- _The data_
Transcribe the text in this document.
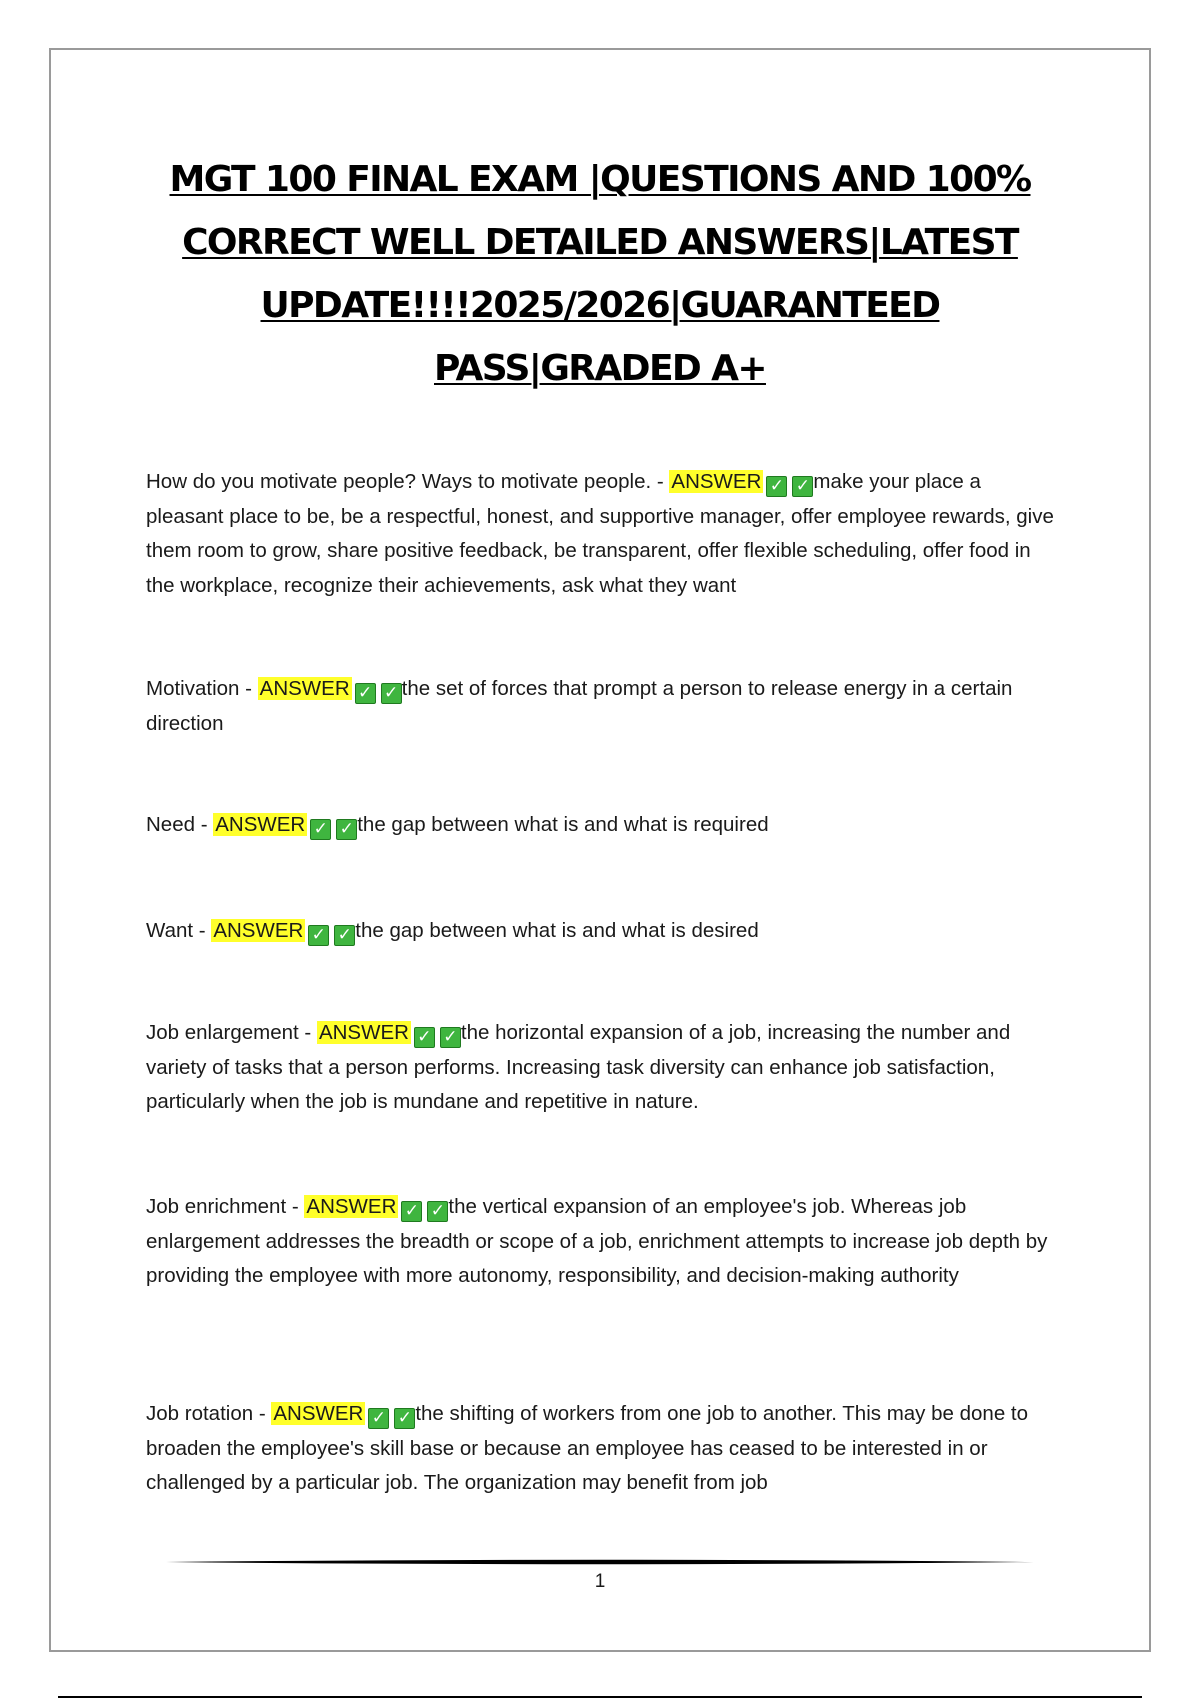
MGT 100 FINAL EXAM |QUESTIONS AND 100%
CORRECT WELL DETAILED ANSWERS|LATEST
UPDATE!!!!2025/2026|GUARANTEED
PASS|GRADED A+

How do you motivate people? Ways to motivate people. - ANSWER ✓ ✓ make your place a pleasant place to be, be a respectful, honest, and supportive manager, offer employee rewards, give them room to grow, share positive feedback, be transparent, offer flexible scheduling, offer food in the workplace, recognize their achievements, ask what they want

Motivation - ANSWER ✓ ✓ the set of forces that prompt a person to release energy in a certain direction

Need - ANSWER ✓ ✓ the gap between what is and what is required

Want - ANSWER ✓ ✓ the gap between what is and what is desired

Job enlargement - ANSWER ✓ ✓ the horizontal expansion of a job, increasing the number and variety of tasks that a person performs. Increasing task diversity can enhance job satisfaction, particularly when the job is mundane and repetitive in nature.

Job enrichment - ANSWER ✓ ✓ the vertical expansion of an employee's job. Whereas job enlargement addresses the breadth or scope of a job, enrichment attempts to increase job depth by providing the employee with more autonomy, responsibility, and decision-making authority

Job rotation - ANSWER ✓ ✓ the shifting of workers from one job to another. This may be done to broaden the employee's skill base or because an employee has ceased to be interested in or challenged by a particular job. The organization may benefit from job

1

- _To do_
Copy whichever lines in the listing above contain the word "that".

- _Task result_
Motivation - ANSWER ✓ ✓ the set of forces that prompt a person to release energy in a certain direction
Job enlargement - ANSWER ✓ ✓ the horizontal expansion of a job, increasing the number and variety of tasks that a person performs. Increasing task diversity can enhance job satisfaction, particularly when the job is mundane and repetitive in nature.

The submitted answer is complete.